# [Description of the task]
The records below should be written out again, exactly.

#### Information given

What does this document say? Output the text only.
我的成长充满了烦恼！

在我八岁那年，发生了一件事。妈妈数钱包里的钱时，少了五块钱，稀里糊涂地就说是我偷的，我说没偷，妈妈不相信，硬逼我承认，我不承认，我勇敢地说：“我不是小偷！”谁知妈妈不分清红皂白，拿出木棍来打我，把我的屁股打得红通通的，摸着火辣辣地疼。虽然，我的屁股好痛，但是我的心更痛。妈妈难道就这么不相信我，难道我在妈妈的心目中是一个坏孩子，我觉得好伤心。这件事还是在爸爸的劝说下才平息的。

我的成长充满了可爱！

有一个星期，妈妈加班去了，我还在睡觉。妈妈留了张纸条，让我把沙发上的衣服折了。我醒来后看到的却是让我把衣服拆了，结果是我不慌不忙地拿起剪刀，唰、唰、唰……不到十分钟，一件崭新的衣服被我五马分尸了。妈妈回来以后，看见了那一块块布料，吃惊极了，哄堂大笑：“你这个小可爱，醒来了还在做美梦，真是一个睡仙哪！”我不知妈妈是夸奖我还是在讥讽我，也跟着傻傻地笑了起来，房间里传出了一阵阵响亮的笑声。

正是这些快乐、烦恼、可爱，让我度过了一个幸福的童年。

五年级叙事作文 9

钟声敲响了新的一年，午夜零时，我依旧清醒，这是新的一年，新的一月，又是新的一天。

########

# [Exercise result]
What does this document say? Output the text only.
我的成长充满了烦恼！

在我八岁那年，发生了一件事。妈妈数钱包里的钱时，少了五块钱，稀里糊涂地就说是我偷的，我说没偷，妈妈不相信，硬逼我承认，我不承认，我勇敢地说：“我不是小偷！”谁知妈妈不分清红皂白，拿出木棍来打我，把我的屁股打得红通通的，摸着火辣辣地疼。虽然，我的屁股好痛，但是我的心更痛。妈妈难道就这么不相信我，难道我在妈妈的心目中是一个坏孩子，我觉得好伤心。这件事还是在爸爸的劝说下才平息的。

我的成长充满了可爱！

有一个星期，妈妈加班去了，我还在睡觉。妈妈留了张纸条，让我把沙发上的衣服折了。我醒来后看到的却是让我把衣服拆了，结果是我不慌不忙地拿起剪刀，唰、唰、唰……不到十分钟，一件崭新的衣服被我五马分尸了。妈妈回来以后，看见了那一块块布料，吃惊极了，哄堂大笑：“你这个小可爱，醒来了还在做美梦，真是一个睡仙哪！”我不知妈妈是夸奖我还是在讥讽我，也跟着傻傻地笑了起来，房间里传出了一阵阵响亮的笑声。

正是这些快乐、烦恼、可爱，让我度过了一个幸福的童年。

五年级叙事作文 9

钟声敲响了新的一年，午夜零时，我依旧清醒，这是新的一年，新的一月，又是新的一天。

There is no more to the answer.